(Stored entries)
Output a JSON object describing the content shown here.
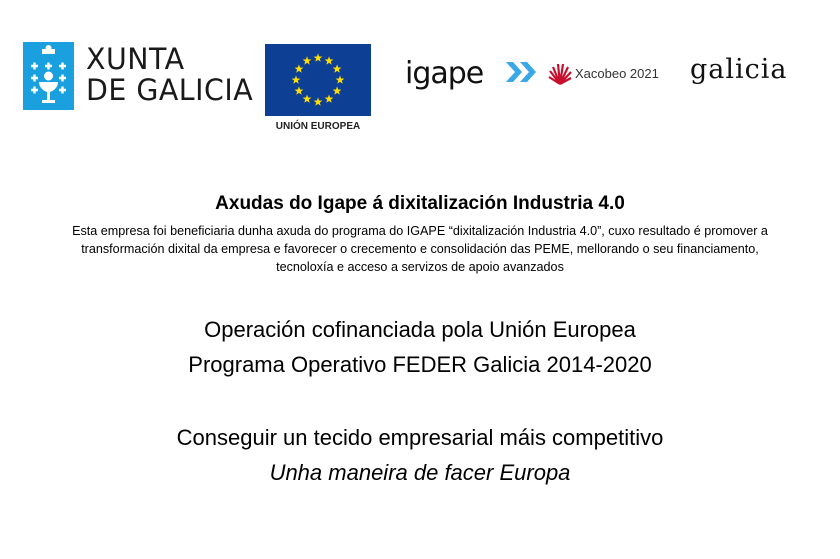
{
  "logos": {
    "xunta": [
      "XUNTA",
      "DE GALICIA"
    ],
    "eu_label": "UNIÓN EUROPEA",
    "igape": "igape",
    "xacobeo": "Xacobeo 2021",
    "galicia": "galicia"
  },
  "colors": {
    "xunta_blue": "#1aa0df",
    "eu_blue": "#0d3f94",
    "eu_star": "#ffdd00",
    "igape_arrow": "#3aa7e6",
    "xacobeo_red": "#c8102e"
  },
  "content": {
    "title": "Axudas do Igape á dixitalización Industria 4.0",
    "description": "Esta empresa foi beneficiaria dunha axuda do programa do IGAPE “dixitalización Industria 4.0”, cuxo resultado é promover a transformación dixital da empresa e favorecer o crecemento e consolidación das PEME, mellorando o seu financiamento, tecnoloxía e acceso a servizos de apoio avanzados",
    "operation_line1": "Operación cofinanciada pola Unión Europea",
    "operation_line2": "Programa Operativo FEDER Galicia 2014-2020",
    "slogan_line1": "Conseguir un tecido empresarial máis competitivo",
    "slogan_line2": "Unha maneira de facer Europa"
  }
}
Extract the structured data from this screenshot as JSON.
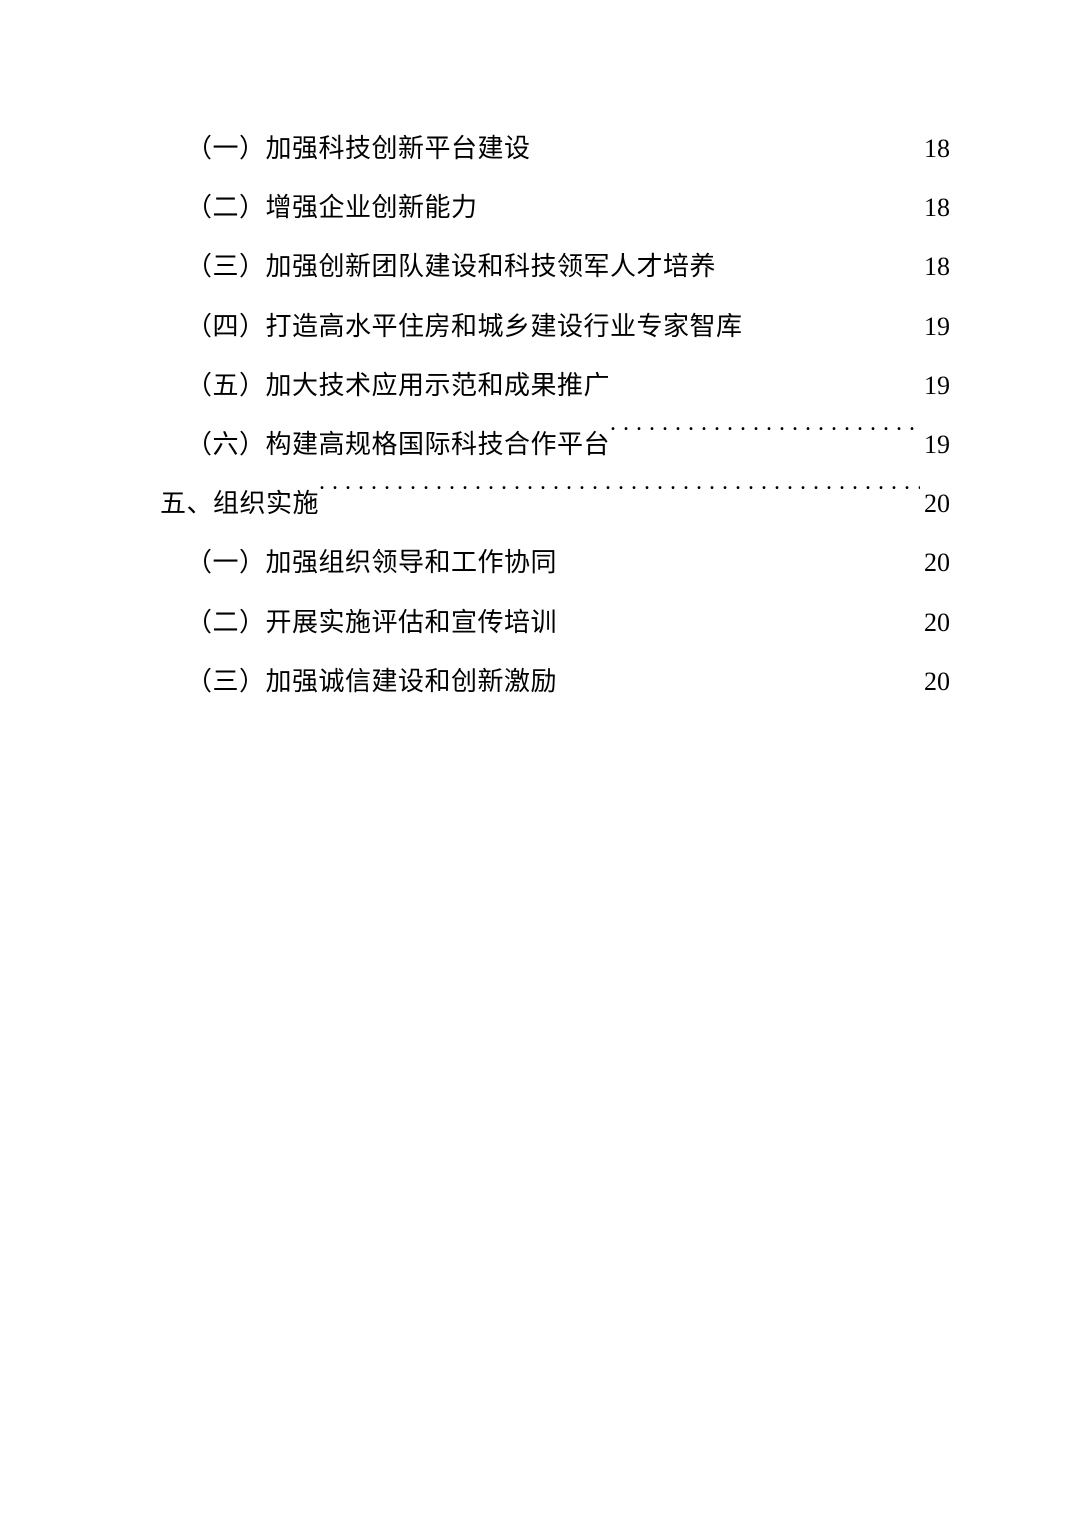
{
  "toc": {
    "entries": [
      {
        "level": "sub",
        "label": "（一）加强科技创新平台建设",
        "page": "18",
        "leader": "dots"
      },
      {
        "level": "sub",
        "label": "（二）增强企业创新能力",
        "page": "18",
        "leader": "dots"
      },
      {
        "level": "sub",
        "label": "（三）加强创新团队建设和科技领军人才培养",
        "page": "18",
        "leader": "dots"
      },
      {
        "level": "sub",
        "label": "（四）打造高水平住房和城乡建设行业专家智库",
        "page": "19",
        "leader": "dots"
      },
      {
        "level": "sub",
        "label": "（五）加大技术应用示范和成果推广",
        "page": "19",
        "leader": "dots"
      },
      {
        "level": "sub",
        "label": "（六）构建高规格国际科技合作平台",
        "page": "19",
        "leader": "bigdots"
      },
      {
        "level": "top",
        "label": "五、组织实施",
        "page": "20",
        "leader": "bigdots"
      },
      {
        "level": "sub",
        "label": "（一）加强组织领导和工作协同",
        "page": "20",
        "leader": "dots"
      },
      {
        "level": "sub",
        "label": "（二）开展实施评估和宣传培训",
        "page": "20",
        "leader": "dots"
      },
      {
        "level": "sub",
        "label": "（三）加强诚信建设和创新激励",
        "page": "20",
        "leader": "dots"
      }
    ]
  }
}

» Task statement: Every entry must be transcribed exactly. Pictures do not belong in the copy.

» Response below:
Output a JSON object describing the content shown here.
{
  "logos": {
    "xunta": [
      "XUNTA",
      "DE GALICIA"
    ],
    "eu_label": "UNIÓN EUROPEA",
    "igape": "igape",
    "xacobeo": "Xacobeo 2021",
    "galicia": "galicia"
  },
  "colors": {
    "xunta_blue": "#1aa0df",
    "eu_blue": "#0d3f94",
    "eu_star": "#ffdd00",
    "igape_arrow": "#3aa7e6",
    "xacobeo_red": "#c8102e"
  },
  "content": {
    "title": "Axudas do Igape á dixitalización Industria 4.0",
    "description": "Esta empresa foi beneficiaria dunha axuda do programa do IGAPE “dixitalización Industria 4.0”, cuxo resultado é promover a transformación dixital da empresa e favorecer o crecemento e consolidación das PEME, mellorando o seu financiamento, tecnoloxía e acceso a servizos de apoio avanzados",
    "operation_line1": "Operación cofinanciada pola Unión Europea",
    "operation_line2": "Programa Operativo FEDER Galicia 2014-2020",
    "slogan_line1": "Conseguir un tecido empresarial máis competitivo",
    "slogan_line2": "Unha maneira de facer Europa"
  }
}
Extract the structured data from this screenshot as JSON.
{
  "toc": {
    "entries": [
      {
        "level": "sub",
        "label": "（一）加强科技创新平台建设",
        "page": "18",
        "leader": "dots"
      },
      {
        "level": "sub",
        "label": "（二）增强企业创新能力",
        "page": "18",
        "leader": "dots"
      },
      {
        "level": "sub",
        "label": "（三）加强创新团队建设和科技领军人才培养",
        "page": "18",
        "leader": "dots"
      },
      {
        "level": "sub",
        "label": "（四）打造高水平住房和城乡建设行业专家智库",
        "page": "19",
        "leader": "dots"
      },
      {
        "level": "sub",
        "label": "（五）加大技术应用示范和成果推广",
        "page": "19",
        "leader": "dots"
      },
      {
        "level": "sub",
        "label": "（六）构建高规格国际科技合作平台",
        "page": "19",
        "leader": "bigdots"
      },
      {
        "level": "top",
        "label": "五、组织实施",
        "page": "20",
        "leader": "bigdots"
      },
      {
        "level": "sub",
        "label": "（一）加强组织领导和工作协同",
        "page": "20",
        "leader": "dots"
      },
      {
        "level": "sub",
        "label": "（二）开展实施评估和宣传培训",
        "page": "20",
        "leader": "dots"
      },
      {
        "level": "sub",
        "label": "（三）加强诚信建设和创新激励",
        "page": "20",
        "leader": "dots"
      }
    ]
  }
}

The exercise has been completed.